DATA LISTING
[start]
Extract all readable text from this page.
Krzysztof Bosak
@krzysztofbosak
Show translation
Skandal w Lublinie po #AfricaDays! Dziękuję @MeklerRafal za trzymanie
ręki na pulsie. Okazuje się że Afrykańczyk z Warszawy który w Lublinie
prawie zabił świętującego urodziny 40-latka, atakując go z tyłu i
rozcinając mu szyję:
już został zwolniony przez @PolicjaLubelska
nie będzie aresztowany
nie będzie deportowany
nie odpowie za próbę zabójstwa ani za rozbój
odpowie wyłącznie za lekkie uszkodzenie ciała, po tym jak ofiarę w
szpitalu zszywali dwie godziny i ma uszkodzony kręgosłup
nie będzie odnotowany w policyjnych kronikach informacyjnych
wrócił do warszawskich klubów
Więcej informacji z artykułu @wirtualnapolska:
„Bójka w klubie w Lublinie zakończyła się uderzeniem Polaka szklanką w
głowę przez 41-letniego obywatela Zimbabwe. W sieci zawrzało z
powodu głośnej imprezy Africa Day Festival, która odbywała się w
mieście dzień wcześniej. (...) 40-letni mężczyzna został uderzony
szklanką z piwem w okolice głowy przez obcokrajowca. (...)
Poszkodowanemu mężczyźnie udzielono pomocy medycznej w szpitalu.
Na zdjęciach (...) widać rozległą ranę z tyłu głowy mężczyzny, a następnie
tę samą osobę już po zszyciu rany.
[end]
TASK DIRECTIONS
Look through the material and copy each line that has "przez".

TASK ANSWER
już został zwolniony przez @PolicjaLubelska
głowę przez 41-letniego obywatela Zimbabwe. W sieci zawrzało z
szklanką z piwem w okolice głowy przez obcokrajowca. (...)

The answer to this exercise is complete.